- AVAILABLE RECORDS
-----

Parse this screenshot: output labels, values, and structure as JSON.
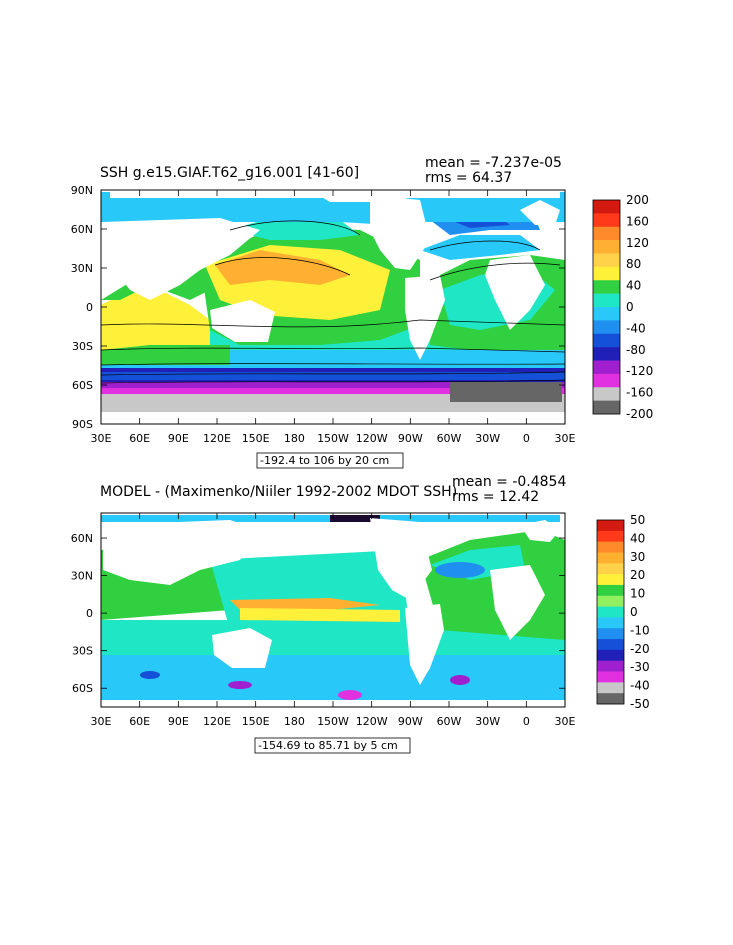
{
  "chart_data": [
    {
      "type": "heatmap",
      "title": "SSH g.e15.GIAF.T62_g16.001 [41-60]",
      "stats": {
        "mean": "mean = -7.237e-05",
        "rms": "rms = 64.37"
      },
      "x_ticks": [
        "30E",
        "60E",
        "90E",
        "120E",
        "150E",
        "180",
        "150W",
        "120W",
        "90W",
        "60W",
        "30W",
        "0",
        "30E"
      ],
      "y_ticks": [
        "90N",
        "60N",
        "30N",
        "0",
        "30S",
        "60S",
        "90S"
      ],
      "ylim": [
        -90,
        90
      ],
      "xlim": [
        30,
        390
      ],
      "colorbar": {
        "labels": [
          "200",
          "160",
          "120",
          "80",
          "40",
          "0",
          "-40",
          "-80",
          "-120",
          "-160",
          "-200"
        ],
        "colors": [
          "#d41a10",
          "#ff3a1a",
          "#ff8a2a",
          "#ffb030",
          "#ffd24a",
          "#fff03a",
          "#30d040",
          "#1fe6c4",
          "#28c8f8",
          "#2090f0",
          "#1550d8",
          "#2020b8",
          "#a020d0",
          "#e030e0",
          "#c8c8c8",
          "#666666"
        ]
      },
      "contour_info": "-192.4 to 106 by 20 cm"
    },
    {
      "type": "heatmap",
      "title": "MODEL - (Maximenko/Niiler 1992-2002 MDOT SSH)",
      "stats": {
        "mean": "mean = -0.4854",
        "rms": "rms = 12.42"
      },
      "x_ticks": [
        "30E",
        "60E",
        "90E",
        "120E",
        "150E",
        "180",
        "150W",
        "120W",
        "90W",
        "60W",
        "30W",
        "0",
        "30E"
      ],
      "y_ticks": [
        "60N",
        "30N",
        "0",
        "30S",
        "60S"
      ],
      "ylim": [
        -75,
        80
      ],
      "xlim": [
        30,
        390
      ],
      "colorbar": {
        "labels": [
          "50",
          "40",
          "30",
          "20",
          "10",
          "0",
          "-10",
          "-20",
          "-30",
          "-40",
          "-50"
        ],
        "colors": [
          "#d41a10",
          "#ff3a1a",
          "#ff8a2a",
          "#ffb030",
          "#ffd24a",
          "#fff03a",
          "#30d040",
          "#90f060",
          "#1fe6c4",
          "#28c8f8",
          "#2090f0",
          "#1550d8",
          "#2020b8",
          "#a020d0",
          "#e030e0",
          "#c8c8c8",
          "#666666"
        ]
      },
      "contour_info": "-154.69 to 85.71 by 5 cm"
    }
  ]
}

-----

- TASK BRIEF
Print all the records again exactly; do not include any picture.

- TASK RESPONSE
Parse this screenshot: output labels, values, and structure as JSON.
{
  "chart_data": [
    {
      "type": "heatmap",
      "title": "SSH g.e15.GIAF.T62_g16.001 [41-60]",
      "stats": {
        "mean": "mean = -7.237e-05",
        "rms": "rms = 64.37"
      },
      "x_ticks": [
        "30E",
        "60E",
        "90E",
        "120E",
        "150E",
        "180",
        "150W",
        "120W",
        "90W",
        "60W",
        "30W",
        "0",
        "30E"
      ],
      "y_ticks": [
        "90N",
        "60N",
        "30N",
        "0",
        "30S",
        "60S",
        "90S"
      ],
      "ylim": [
        -90,
        90
      ],
      "xlim": [
        30,
        390
      ],
      "colorbar": {
        "labels": [
          "200",
          "160",
          "120",
          "80",
          "40",
          "0",
          "-40",
          "-80",
          "-120",
          "-160",
          "-200"
        ],
        "colors": [
          "#d41a10",
          "#ff3a1a",
          "#ff8a2a",
          "#ffb030",
          "#ffd24a",
          "#fff03a",
          "#30d040",
          "#1fe6c4",
          "#28c8f8",
          "#2090f0",
          "#1550d8",
          "#2020b8",
          "#a020d0",
          "#e030e0",
          "#c8c8c8",
          "#666666"
        ]
      },
      "contour_info": "-192.4 to 106 by 20 cm"
    },
    {
      "type": "heatmap",
      "title": "MODEL - (Maximenko/Niiler 1992-2002 MDOT SSH)",
      "stats": {
        "mean": "mean = -0.4854",
        "rms": "rms = 12.42"
      },
      "x_ticks": [
        "30E",
        "60E",
        "90E",
        "120E",
        "150E",
        "180",
        "150W",
        "120W",
        "90W",
        "60W",
        "30W",
        "0",
        "30E"
      ],
      "y_ticks": [
        "60N",
        "30N",
        "0",
        "30S",
        "60S"
      ],
      "ylim": [
        -75,
        80
      ],
      "xlim": [
        30,
        390
      ],
      "colorbar": {
        "labels": [
          "50",
          "40",
          "30",
          "20",
          "10",
          "0",
          "-10",
          "-20",
          "-30",
          "-40",
          "-50"
        ],
        "colors": [
          "#d41a10",
          "#ff3a1a",
          "#ff8a2a",
          "#ffb030",
          "#ffd24a",
          "#fff03a",
          "#30d040",
          "#90f060",
          "#1fe6c4",
          "#28c8f8",
          "#2090f0",
          "#1550d8",
          "#2020b8",
          "#a020d0",
          "#e030e0",
          "#c8c8c8",
          "#666666"
        ]
      },
      "contour_info": "-154.69 to 85.71 by 5 cm"
    }
  ]
}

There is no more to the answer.